Stored data entries:
+--

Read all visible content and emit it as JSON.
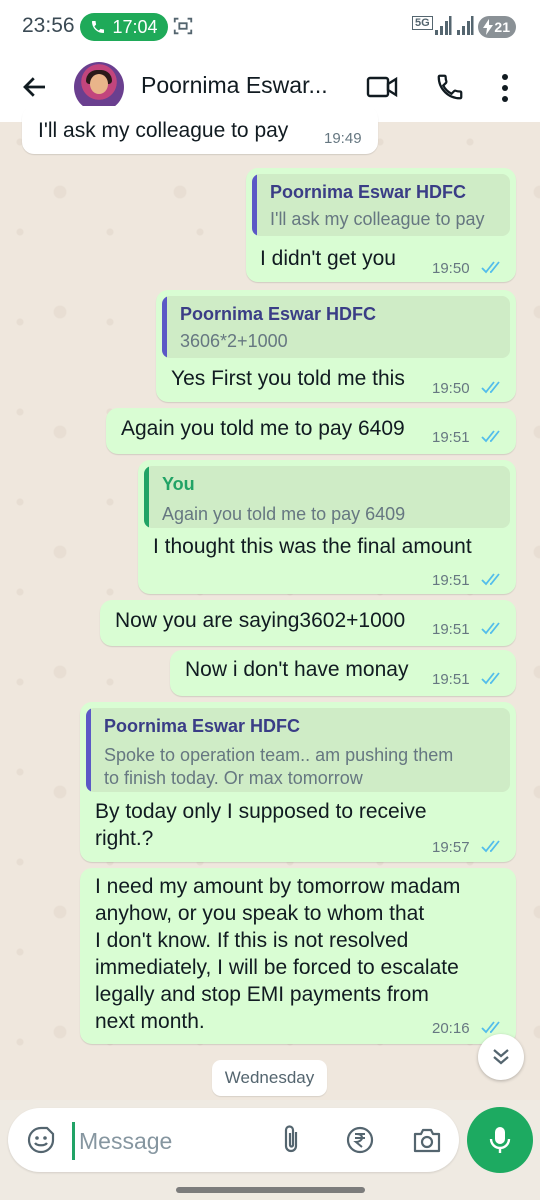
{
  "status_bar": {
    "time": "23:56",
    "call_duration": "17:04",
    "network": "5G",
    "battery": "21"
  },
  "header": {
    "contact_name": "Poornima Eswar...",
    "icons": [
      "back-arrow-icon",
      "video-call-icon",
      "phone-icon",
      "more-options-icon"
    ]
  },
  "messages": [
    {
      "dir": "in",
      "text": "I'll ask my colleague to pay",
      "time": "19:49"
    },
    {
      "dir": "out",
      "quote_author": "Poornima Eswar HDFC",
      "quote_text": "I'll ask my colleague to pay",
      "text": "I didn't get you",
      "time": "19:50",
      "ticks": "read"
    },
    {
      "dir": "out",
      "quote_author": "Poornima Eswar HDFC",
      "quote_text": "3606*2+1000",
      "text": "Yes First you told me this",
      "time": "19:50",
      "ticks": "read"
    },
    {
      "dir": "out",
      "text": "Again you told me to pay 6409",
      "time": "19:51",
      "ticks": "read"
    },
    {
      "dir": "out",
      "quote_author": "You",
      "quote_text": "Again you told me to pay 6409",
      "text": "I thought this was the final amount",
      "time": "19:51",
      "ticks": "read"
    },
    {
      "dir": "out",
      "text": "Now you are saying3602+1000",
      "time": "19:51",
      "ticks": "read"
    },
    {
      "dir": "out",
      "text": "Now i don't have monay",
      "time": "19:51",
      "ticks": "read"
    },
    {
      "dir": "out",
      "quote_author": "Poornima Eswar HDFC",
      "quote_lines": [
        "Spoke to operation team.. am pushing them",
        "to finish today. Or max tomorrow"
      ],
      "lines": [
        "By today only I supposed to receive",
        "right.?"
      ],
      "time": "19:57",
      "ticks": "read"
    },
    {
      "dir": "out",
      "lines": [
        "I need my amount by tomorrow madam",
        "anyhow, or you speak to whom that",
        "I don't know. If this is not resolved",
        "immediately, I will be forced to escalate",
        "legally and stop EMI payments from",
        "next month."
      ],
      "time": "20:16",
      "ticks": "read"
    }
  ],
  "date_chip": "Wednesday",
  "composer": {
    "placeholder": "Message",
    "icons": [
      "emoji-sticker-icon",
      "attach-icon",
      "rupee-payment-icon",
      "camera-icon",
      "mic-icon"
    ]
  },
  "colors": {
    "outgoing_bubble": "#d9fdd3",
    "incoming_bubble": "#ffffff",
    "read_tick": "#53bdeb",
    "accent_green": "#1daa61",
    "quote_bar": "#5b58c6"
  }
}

+--

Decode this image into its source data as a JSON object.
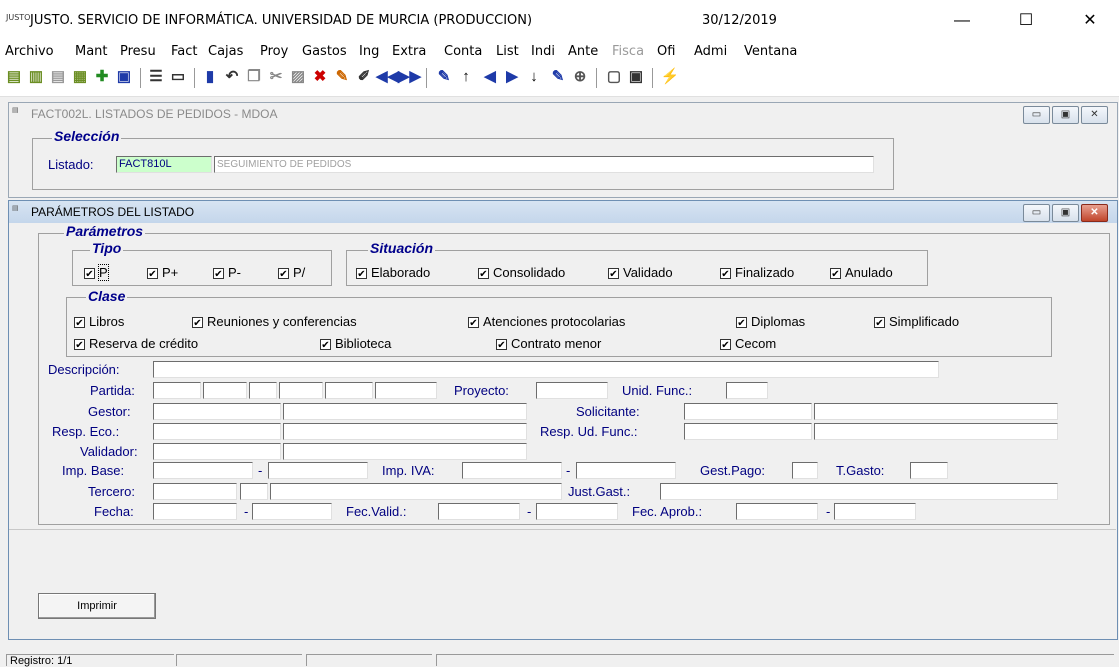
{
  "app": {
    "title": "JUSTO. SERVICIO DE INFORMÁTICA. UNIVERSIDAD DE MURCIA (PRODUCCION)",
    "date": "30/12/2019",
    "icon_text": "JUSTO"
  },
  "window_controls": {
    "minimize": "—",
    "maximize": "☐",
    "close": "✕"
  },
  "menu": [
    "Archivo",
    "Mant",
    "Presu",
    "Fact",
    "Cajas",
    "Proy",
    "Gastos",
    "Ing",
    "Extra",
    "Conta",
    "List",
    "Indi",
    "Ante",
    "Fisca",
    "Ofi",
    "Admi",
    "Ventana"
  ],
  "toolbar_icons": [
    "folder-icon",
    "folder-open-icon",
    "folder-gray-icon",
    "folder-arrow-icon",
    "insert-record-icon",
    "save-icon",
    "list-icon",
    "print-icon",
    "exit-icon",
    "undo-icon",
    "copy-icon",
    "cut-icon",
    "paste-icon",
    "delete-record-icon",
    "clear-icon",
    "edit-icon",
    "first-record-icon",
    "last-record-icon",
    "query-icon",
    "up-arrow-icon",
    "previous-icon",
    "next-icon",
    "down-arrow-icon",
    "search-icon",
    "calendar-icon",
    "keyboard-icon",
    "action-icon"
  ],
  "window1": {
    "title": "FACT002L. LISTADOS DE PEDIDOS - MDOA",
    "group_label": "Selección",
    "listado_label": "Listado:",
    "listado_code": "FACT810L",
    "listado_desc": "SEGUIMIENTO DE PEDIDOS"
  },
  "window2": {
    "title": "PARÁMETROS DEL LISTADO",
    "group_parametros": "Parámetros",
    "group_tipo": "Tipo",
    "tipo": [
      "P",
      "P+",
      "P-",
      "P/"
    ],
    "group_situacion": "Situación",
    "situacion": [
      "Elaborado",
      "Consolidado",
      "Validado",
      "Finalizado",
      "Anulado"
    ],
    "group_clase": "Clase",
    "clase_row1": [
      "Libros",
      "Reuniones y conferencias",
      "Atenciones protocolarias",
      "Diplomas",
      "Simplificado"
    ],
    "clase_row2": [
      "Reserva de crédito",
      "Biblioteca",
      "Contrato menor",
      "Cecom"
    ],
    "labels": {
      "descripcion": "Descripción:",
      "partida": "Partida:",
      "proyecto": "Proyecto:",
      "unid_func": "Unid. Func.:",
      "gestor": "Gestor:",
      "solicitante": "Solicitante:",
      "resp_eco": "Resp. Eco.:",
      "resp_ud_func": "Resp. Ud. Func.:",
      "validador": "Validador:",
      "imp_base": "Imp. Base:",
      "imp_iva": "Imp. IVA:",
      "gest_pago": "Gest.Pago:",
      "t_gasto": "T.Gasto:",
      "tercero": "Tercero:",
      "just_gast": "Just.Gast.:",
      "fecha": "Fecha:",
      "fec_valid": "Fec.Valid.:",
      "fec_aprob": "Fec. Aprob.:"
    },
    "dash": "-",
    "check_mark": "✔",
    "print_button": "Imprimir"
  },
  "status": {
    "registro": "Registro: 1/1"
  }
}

+--

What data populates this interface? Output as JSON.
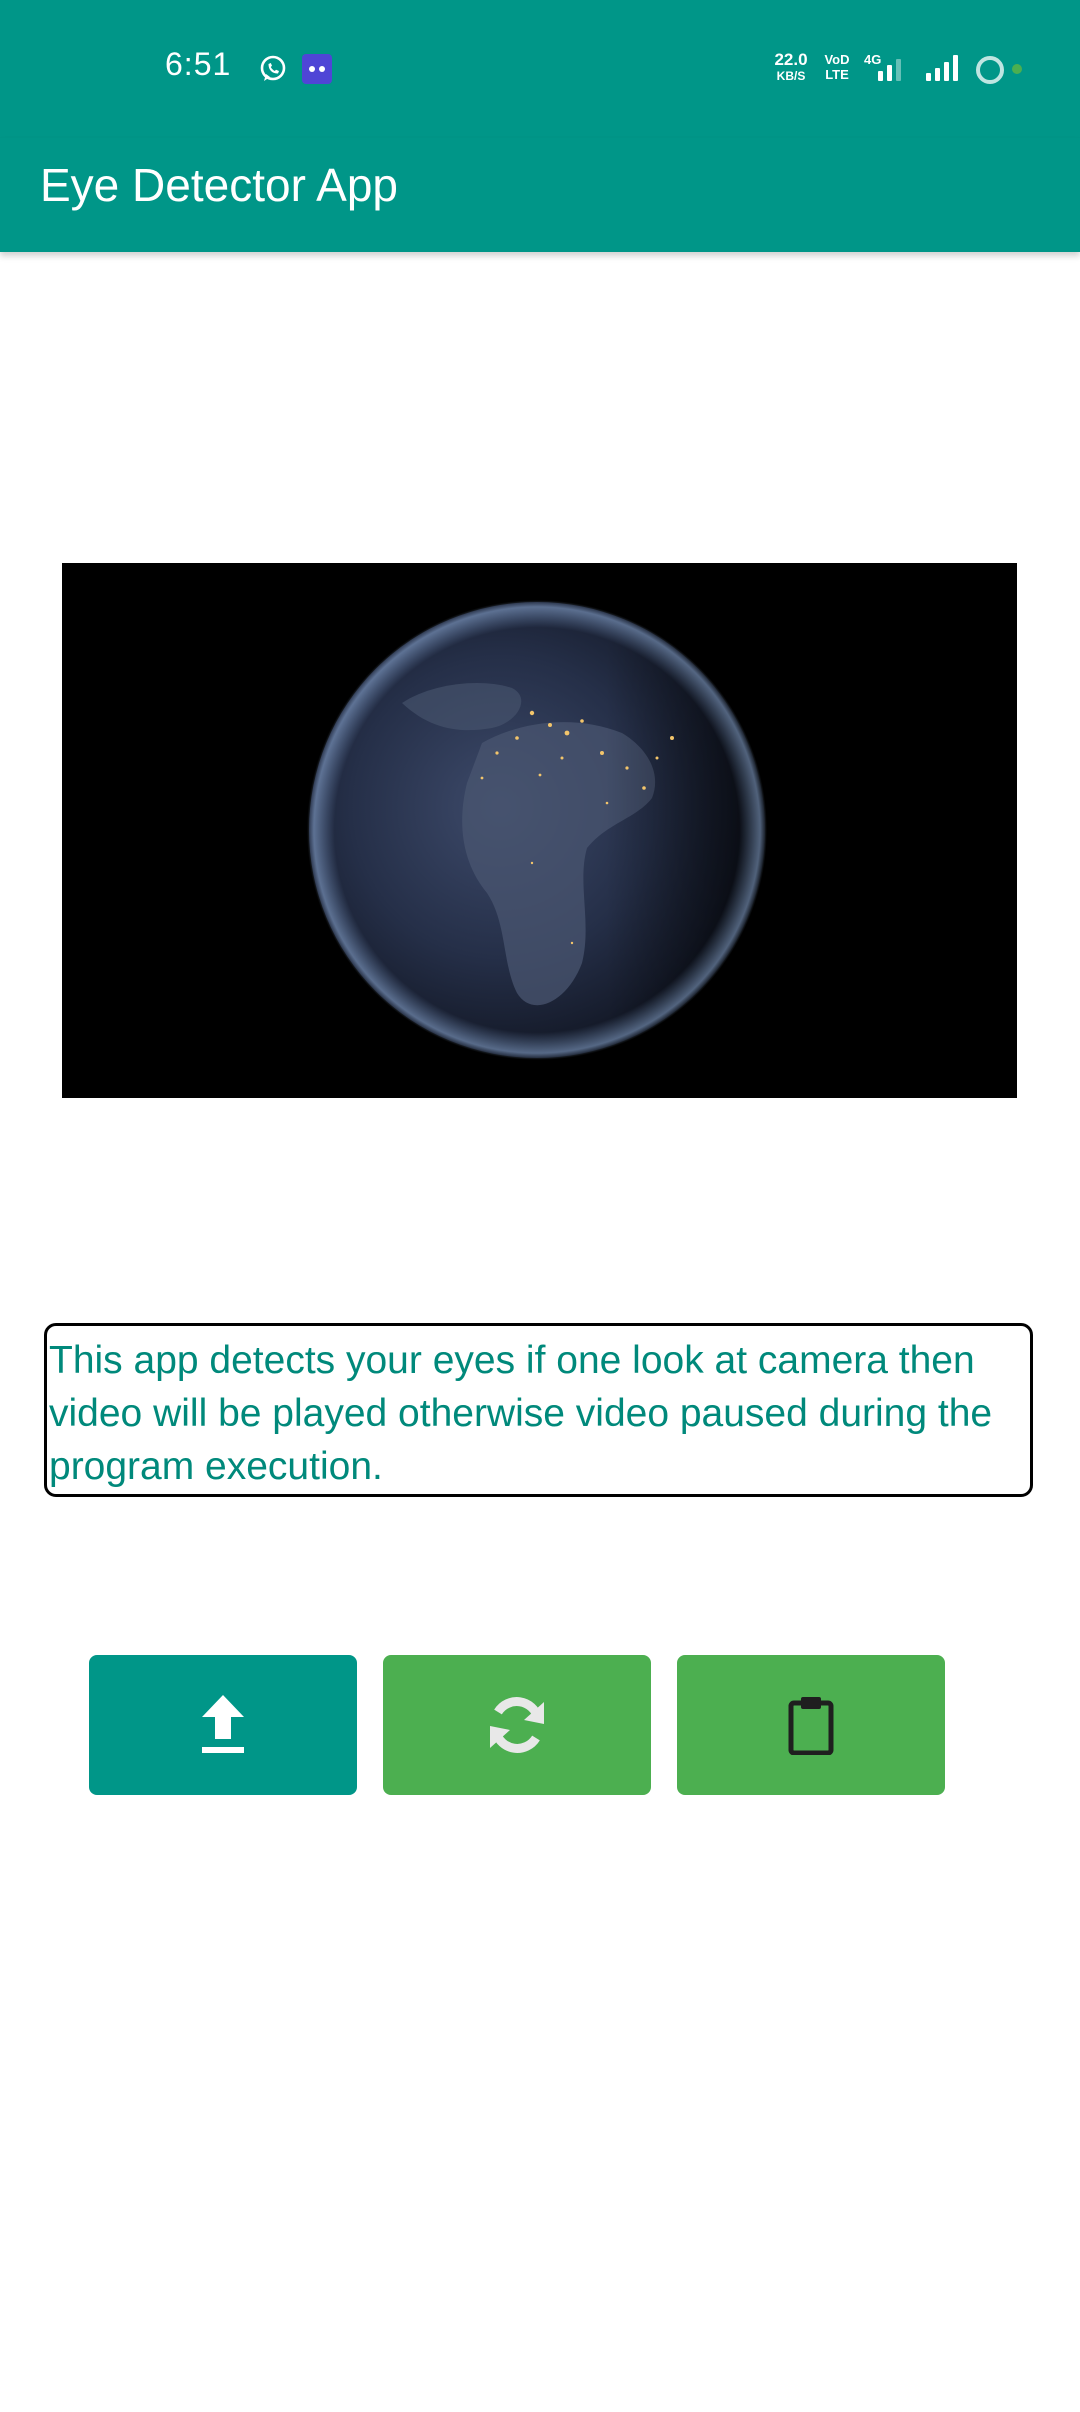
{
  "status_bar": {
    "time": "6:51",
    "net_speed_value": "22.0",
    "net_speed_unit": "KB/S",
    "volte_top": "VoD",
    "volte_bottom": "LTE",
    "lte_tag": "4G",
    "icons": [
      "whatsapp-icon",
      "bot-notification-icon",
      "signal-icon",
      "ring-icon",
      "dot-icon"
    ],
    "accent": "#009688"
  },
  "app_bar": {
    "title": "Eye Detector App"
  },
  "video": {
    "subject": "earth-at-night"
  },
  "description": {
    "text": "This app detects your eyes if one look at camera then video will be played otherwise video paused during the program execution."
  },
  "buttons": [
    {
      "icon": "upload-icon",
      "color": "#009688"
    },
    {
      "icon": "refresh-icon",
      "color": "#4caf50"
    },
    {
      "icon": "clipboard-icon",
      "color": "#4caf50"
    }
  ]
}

+--

→ REQUIREMENT
Return from the data every line that holds "JUSTO".

→ TASK ANSWER
    "title": "JUSTO. SERVICIO DE INFORMÁTICA. UNIVERSIDAD DE MURCIA (PRODUCCION)",
    "icon_text": "JUSTO"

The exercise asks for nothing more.